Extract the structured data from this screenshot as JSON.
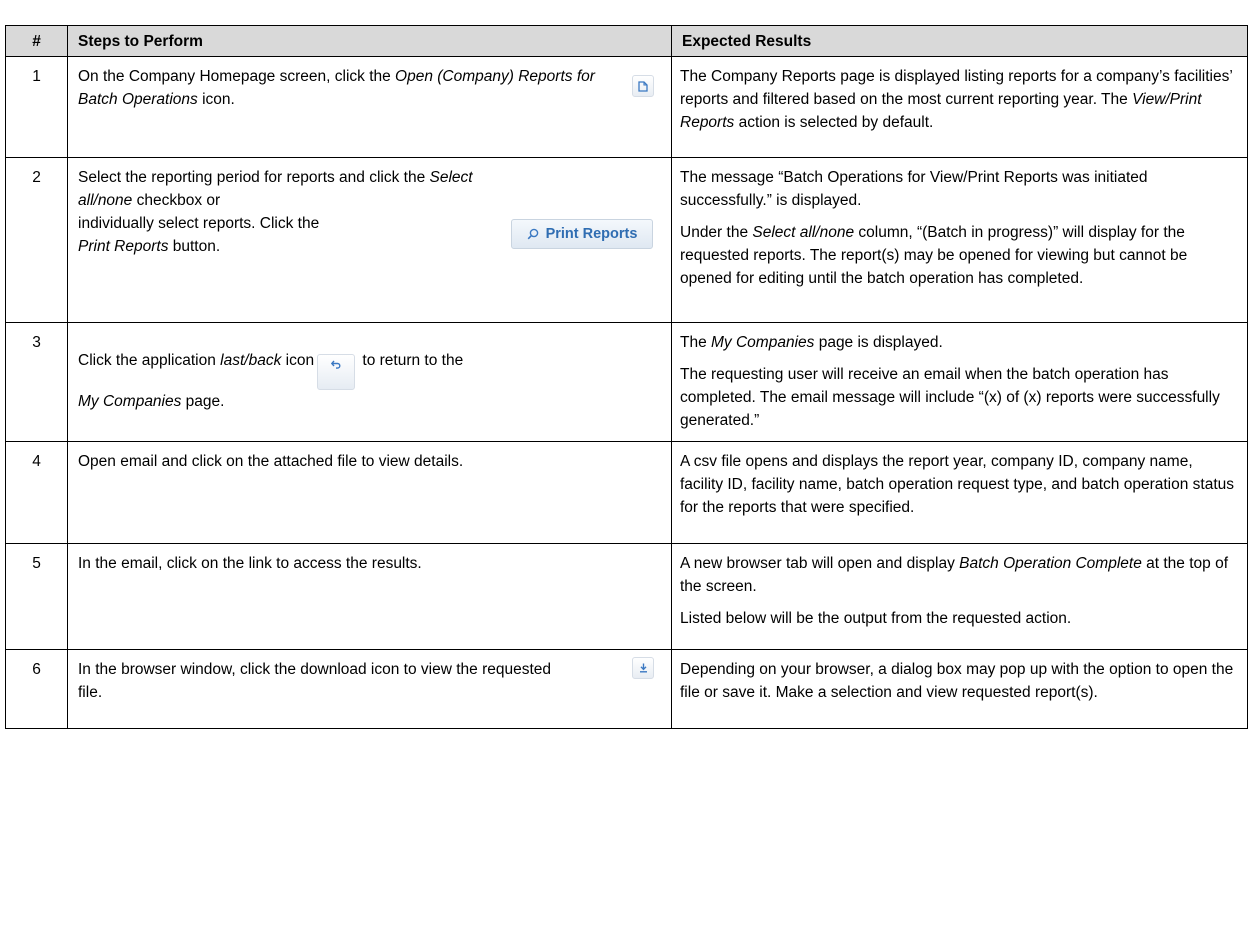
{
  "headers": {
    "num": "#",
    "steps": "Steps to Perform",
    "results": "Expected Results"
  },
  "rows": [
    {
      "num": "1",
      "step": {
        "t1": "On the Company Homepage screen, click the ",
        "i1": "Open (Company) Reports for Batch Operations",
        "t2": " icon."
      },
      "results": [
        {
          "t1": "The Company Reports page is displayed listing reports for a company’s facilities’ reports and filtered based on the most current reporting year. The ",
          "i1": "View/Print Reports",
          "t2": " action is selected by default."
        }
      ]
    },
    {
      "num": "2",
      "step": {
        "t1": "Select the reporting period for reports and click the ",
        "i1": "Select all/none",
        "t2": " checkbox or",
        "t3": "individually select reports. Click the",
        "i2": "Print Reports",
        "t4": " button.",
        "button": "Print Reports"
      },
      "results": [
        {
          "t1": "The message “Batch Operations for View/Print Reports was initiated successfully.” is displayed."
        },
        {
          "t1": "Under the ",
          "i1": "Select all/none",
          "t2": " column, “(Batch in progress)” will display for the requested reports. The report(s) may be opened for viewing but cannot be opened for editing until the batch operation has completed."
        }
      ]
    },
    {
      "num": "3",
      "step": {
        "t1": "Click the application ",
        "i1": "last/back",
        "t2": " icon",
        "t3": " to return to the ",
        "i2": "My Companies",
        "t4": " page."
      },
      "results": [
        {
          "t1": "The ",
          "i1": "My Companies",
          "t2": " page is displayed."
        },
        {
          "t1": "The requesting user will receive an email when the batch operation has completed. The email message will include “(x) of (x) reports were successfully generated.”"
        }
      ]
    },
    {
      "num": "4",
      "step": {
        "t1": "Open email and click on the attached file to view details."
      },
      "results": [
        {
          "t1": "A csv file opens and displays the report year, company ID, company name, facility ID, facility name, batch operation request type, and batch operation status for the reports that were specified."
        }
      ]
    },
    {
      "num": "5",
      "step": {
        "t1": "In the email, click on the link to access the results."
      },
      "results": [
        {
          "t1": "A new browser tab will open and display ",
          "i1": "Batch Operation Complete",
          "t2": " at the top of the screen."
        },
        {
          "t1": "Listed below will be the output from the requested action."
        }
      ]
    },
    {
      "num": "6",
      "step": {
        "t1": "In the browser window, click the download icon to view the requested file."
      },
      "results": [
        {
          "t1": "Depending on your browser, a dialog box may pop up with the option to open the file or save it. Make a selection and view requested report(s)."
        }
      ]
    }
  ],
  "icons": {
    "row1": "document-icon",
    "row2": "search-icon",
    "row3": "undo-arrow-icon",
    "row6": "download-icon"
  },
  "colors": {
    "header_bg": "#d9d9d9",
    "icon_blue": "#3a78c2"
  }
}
========
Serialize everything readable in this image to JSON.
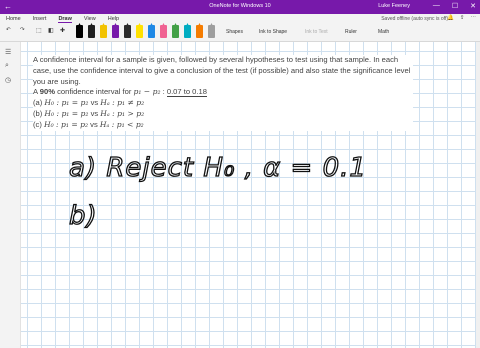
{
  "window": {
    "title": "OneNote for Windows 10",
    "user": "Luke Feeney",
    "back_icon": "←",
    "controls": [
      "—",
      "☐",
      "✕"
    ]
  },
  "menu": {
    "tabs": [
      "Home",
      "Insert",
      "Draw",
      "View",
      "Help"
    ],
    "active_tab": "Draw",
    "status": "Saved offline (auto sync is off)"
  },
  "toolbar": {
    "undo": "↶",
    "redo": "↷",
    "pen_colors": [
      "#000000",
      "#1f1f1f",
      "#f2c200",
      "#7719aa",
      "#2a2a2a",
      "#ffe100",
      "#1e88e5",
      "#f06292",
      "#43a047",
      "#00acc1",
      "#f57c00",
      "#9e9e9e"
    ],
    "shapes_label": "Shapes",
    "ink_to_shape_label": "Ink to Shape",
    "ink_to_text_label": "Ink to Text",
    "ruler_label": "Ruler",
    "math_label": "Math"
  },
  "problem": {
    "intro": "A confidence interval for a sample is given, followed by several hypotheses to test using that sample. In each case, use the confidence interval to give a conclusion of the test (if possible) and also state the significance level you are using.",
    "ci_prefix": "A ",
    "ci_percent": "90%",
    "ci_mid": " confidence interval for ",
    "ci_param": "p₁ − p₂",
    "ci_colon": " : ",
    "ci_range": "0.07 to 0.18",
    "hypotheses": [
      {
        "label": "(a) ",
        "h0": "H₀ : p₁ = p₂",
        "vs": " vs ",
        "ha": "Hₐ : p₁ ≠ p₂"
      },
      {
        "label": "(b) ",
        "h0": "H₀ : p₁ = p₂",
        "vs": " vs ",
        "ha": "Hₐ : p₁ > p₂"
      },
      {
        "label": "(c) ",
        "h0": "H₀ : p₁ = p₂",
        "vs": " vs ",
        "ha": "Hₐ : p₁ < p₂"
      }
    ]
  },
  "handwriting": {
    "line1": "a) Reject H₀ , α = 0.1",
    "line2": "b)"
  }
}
========
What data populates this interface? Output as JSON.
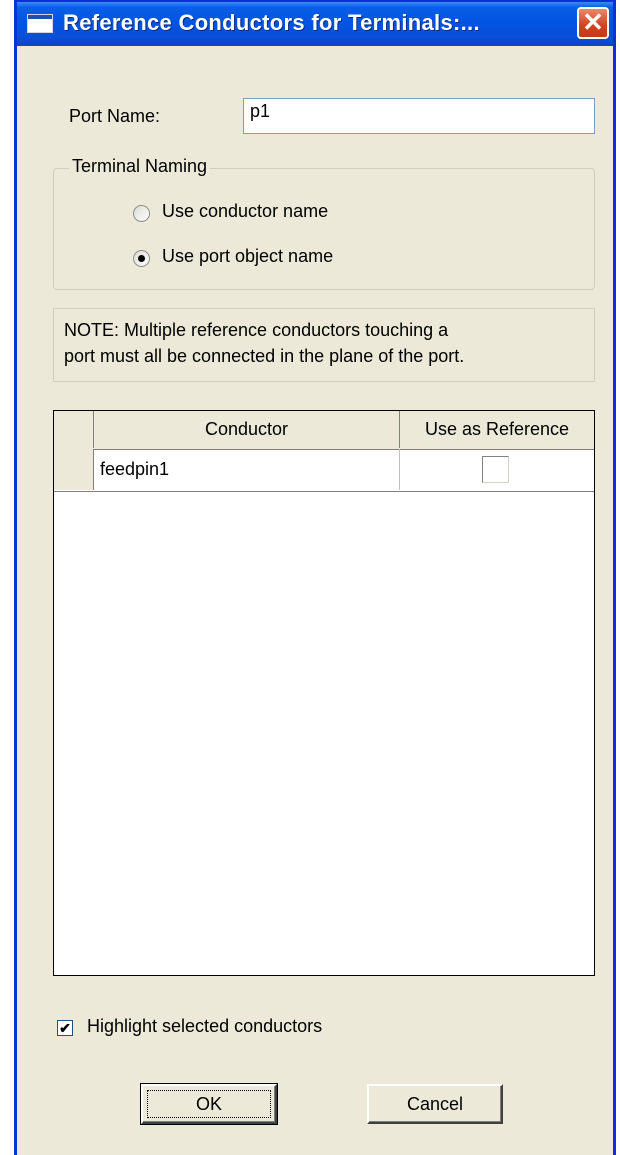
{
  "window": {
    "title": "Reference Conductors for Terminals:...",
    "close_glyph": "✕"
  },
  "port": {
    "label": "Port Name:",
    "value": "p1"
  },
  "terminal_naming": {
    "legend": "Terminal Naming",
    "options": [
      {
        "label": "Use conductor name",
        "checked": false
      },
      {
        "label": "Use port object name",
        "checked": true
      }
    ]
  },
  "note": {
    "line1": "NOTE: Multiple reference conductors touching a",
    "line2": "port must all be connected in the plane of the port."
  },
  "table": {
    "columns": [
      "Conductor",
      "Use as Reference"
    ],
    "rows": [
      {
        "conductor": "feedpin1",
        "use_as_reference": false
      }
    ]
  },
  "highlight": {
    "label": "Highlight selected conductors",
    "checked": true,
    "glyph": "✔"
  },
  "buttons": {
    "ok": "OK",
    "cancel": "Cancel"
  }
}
========
--- YOUR GOAL ---
Search the entries for the string "selected" and collect each line that has it.

--- FINAL RESULT ---
          "t2": " action is selected by default."
    "label": "Highlight selected conductors",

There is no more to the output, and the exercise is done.